Instruction
Are you able to quote each entry exactly as written?

— start Records for the task —

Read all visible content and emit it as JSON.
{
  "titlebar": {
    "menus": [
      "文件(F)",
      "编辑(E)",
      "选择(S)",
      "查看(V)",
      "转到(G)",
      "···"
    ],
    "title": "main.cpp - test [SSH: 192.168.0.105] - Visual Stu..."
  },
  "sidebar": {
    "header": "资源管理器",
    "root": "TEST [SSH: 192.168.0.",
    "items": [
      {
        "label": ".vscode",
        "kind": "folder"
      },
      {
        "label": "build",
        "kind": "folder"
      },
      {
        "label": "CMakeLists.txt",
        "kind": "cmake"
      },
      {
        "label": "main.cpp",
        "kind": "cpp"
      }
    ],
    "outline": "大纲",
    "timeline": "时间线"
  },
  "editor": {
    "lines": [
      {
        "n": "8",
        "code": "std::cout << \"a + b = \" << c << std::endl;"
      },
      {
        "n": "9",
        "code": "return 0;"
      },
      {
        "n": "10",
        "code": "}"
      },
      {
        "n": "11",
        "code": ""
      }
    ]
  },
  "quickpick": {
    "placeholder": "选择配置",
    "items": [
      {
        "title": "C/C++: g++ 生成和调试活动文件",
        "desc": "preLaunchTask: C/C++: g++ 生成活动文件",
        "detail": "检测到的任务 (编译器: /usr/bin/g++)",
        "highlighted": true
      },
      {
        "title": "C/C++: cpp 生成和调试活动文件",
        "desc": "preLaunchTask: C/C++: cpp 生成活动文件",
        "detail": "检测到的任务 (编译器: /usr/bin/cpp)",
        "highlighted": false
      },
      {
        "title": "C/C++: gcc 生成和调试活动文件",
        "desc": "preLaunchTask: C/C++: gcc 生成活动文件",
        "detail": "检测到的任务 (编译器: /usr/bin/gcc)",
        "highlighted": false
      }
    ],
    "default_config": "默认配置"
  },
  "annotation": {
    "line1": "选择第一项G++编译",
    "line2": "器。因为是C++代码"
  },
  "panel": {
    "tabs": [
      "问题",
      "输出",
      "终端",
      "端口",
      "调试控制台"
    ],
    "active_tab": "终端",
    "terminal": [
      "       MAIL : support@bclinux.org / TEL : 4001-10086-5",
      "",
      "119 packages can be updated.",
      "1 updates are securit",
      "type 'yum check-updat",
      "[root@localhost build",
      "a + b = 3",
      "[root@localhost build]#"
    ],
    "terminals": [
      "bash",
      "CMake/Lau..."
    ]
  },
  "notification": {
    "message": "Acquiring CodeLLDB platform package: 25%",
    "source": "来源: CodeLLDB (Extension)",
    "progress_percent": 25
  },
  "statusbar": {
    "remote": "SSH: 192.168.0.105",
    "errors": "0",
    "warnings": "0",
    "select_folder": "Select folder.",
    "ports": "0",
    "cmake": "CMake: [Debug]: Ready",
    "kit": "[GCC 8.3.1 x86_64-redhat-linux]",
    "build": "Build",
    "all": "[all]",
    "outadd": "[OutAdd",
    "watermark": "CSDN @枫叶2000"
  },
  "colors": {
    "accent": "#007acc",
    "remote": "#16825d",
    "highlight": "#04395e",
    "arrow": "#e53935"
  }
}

— end Records for the task —

In response
Read all visible content and emit it as JSON.
{
  "titlebar": {
    "menus": [
      "文件(F)",
      "编辑(E)",
      "选择(S)",
      "查看(V)",
      "转到(G)",
      "···"
    ],
    "title": "main.cpp - test [SSH: 192.168.0.105] - Visual Stu..."
  },
  "sidebar": {
    "header": "资源管理器",
    "root": "TEST [SSH: 192.168.0.",
    "items": [
      {
        "label": ".vscode",
        "kind": "folder"
      },
      {
        "label": "build",
        "kind": "folder"
      },
      {
        "label": "CMakeLists.txt",
        "kind": "cmake"
      },
      {
        "label": "main.cpp",
        "kind": "cpp"
      }
    ],
    "outline": "大纲",
    "timeline": "时间线"
  },
  "editor": {
    "lines": [
      {
        "n": "8",
        "code": "std::cout << \"a + b = \" << c << std::endl;"
      },
      {
        "n": "9",
        "code": "return 0;"
      },
      {
        "n": "10",
        "code": "}"
      },
      {
        "n": "11",
        "code": ""
      }
    ]
  },
  "quickpick": {
    "placeholder": "选择配置",
    "items": [
      {
        "title": "C/C++: g++ 生成和调试活动文件",
        "desc": "preLaunchTask: C/C++: g++ 生成活动文件",
        "detail": "检测到的任务 (编译器: /usr/bin/g++)",
        "highlighted": true
      },
      {
        "title": "C/C++: cpp 生成和调试活动文件",
        "desc": "preLaunchTask: C/C++: cpp 生成活动文件",
        "detail": "检测到的任务 (编译器: /usr/bin/cpp)",
        "highlighted": false
      },
      {
        "title": "C/C++: gcc 生成和调试活动文件",
        "desc": "preLaunchTask: C/C++: gcc 生成活动文件",
        "detail": "检测到的任务 (编译器: /usr/bin/gcc)",
        "highlighted": false
      }
    ],
    "default_config": "默认配置"
  },
  "annotation": {
    "line1": "选择第一项G++编译",
    "line2": "器。因为是C++代码"
  },
  "panel": {
    "tabs": [
      "问题",
      "输出",
      "终端",
      "端口",
      "调试控制台"
    ],
    "active_tab": "终端",
    "terminal": [
      "       MAIL : support@bclinux.org / TEL : 4001-10086-5",
      "",
      "119 packages can be updated.",
      "1 updates are securit",
      "type 'yum check-updat",
      "[root@localhost build",
      "a + b = 3",
      "[root@localhost build]#"
    ],
    "terminals": [
      "bash",
      "CMake/Lau..."
    ]
  },
  "notification": {
    "message": "Acquiring CodeLLDB platform package: 25%",
    "source": "来源: CodeLLDB (Extension)",
    "progress_percent": 25
  },
  "statusbar": {
    "remote": "SSH: 192.168.0.105",
    "errors": "0",
    "warnings": "0",
    "select_folder": "Select folder.",
    "ports": "0",
    "cmake": "CMake: [Debug]: Ready",
    "kit": "[GCC 8.3.1 x86_64-redhat-linux]",
    "build": "Build",
    "all": "[all]",
    "outadd": "[OutAdd",
    "watermark": "CSDN @枫叶2000"
  },
  "colors": {
    "accent": "#007acc",
    "remote": "#16825d",
    "highlight": "#04395e",
    "arrow": "#e53935"
  }
}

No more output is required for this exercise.